EXERCISE DETAILS: Word for word, restate every line of the material.

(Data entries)
============================================================
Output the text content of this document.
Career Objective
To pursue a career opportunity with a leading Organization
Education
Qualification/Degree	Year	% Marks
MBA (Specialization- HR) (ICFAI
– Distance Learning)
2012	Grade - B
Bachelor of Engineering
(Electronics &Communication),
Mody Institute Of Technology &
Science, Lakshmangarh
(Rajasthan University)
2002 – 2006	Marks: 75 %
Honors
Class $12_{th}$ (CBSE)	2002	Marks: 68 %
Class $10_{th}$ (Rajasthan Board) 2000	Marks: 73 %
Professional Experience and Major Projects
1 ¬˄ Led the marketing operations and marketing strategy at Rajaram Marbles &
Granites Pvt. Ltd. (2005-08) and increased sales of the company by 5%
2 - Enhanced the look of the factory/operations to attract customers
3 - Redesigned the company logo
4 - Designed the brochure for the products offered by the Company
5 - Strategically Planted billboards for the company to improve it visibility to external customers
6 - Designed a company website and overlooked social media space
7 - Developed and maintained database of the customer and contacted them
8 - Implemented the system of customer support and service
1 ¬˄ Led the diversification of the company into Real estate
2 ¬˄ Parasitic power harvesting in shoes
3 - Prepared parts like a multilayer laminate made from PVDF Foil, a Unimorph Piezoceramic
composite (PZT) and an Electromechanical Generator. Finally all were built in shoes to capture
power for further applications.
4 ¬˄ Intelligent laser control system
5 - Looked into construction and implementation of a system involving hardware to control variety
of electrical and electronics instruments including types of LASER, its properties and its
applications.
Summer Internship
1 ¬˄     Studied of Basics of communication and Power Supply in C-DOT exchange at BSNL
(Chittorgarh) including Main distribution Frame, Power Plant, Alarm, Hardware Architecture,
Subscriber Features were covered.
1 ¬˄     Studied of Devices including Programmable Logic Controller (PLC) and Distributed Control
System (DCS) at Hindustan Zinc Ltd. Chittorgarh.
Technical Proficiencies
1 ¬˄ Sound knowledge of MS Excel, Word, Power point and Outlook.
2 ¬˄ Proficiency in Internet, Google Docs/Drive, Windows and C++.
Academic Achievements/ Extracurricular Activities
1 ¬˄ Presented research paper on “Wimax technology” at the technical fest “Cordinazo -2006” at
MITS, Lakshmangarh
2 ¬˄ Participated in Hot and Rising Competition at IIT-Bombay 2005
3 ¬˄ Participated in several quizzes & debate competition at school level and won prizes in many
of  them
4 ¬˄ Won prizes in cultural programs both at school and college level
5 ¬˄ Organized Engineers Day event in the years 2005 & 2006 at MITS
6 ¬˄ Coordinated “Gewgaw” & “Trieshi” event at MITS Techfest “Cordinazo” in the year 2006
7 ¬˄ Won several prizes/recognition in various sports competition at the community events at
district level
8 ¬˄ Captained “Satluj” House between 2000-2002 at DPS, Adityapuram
============================================================
EXERCISE RESPONSE:
Output the text content of this document.
Career Objective
To pursue a career opportunity with a leading Organization
Education
Qualification/Degree	Year	% Marks
MBA (Specialization- HR) (ICFAI
– Distance Learning)
2012	Grade - B
Bachelor of Engineering
(Electronics &Communication),
Mody Institute Of Technology &
Science, Lakshmangarh
(Rajasthan University)
2002 – 2006	Marks: 75 %
Honors
Class $12_{th}$ (CBSE)	2002	Marks: 68 %
Class $10_{th}$ (Rajasthan Board) 2000	Marks: 73 %
Professional Experience and Major Projects
1 ¬˄ Led the marketing operations and marketing strategy at Rajaram Marbles &
Granites Pvt. Ltd. (2005-08) and increased sales of the company by 5%
2 - Enhanced the look of the factory/operations to attract customers
3 - Redesigned the company logo
4 - Designed the brochure for the products offered by the Company
5 - Strategically Planted billboards for the company to improve it visibility to external customers
6 - Designed a company website and overlooked social media space
7 - Developed and maintained database of the customer and contacted them
8 - Implemented the system of customer support and service
1 ¬˄ Led the diversification of the company into Real estate
2 ¬˄ Parasitic power harvesting in shoes
3 - Prepared parts like a multilayer laminate made from PVDF Foil, a Unimorph Piezoceramic
composite (PZT) and an Electromechanical Generator. Finally all were built in shoes to capture
power for further applications.
4 ¬˄ Intelligent laser control system
5 - Looked into construction and implementation of a system involving hardware to control variety
of electrical and electronics instruments including types of LASER, its properties and its
applications.
Summer Internship
1 ¬˄     Studied of Basics of communication and Power Supply in C-DOT exchange at BSNL
(Chittorgarh) including Main distribution Frame, Power Plant, Alarm, Hardware Architecture,
Subscriber Features were covered.
1 ¬˄     Studied of Devices including Programmable Logic Controller (PLC) and Distributed Control
System (DCS) at Hindustan Zinc Ltd. Chittorgarh.
Technical Proficiencies
1 ¬˄ Sound knowledge of MS Excel, Word, Power point and Outlook.
2 ¬˄ Proficiency in Internet, Google Docs/Drive, Windows and C++.
Academic Achievements/ Extracurricular Activities
1 ¬˄ Presented research paper on “Wimax technology” at the technical fest “Cordinazo -2006” at
MITS, Lakshmangarh
2 ¬˄ Participated in Hot and Rising Competition at IIT-Bombay 2005
3 ¬˄ Participated in several quizzes & debate competition at school level and won prizes in many
of  them
4 ¬˄ Won prizes in cultural programs both at school and college level
5 ¬˄ Organized Engineers Day event in the years 2005 & 2006 at MITS
6 ¬˄ Coordinated “Gewgaw” & “Trieshi” event at MITS Techfest “Cordinazo” in the year 2006
7 ¬˄ Won several prizes/recognition in various sports competition at the community events at
district level
8 ¬˄ Captained “Satluj” House between 2000-2002 at DPS, Adityapuram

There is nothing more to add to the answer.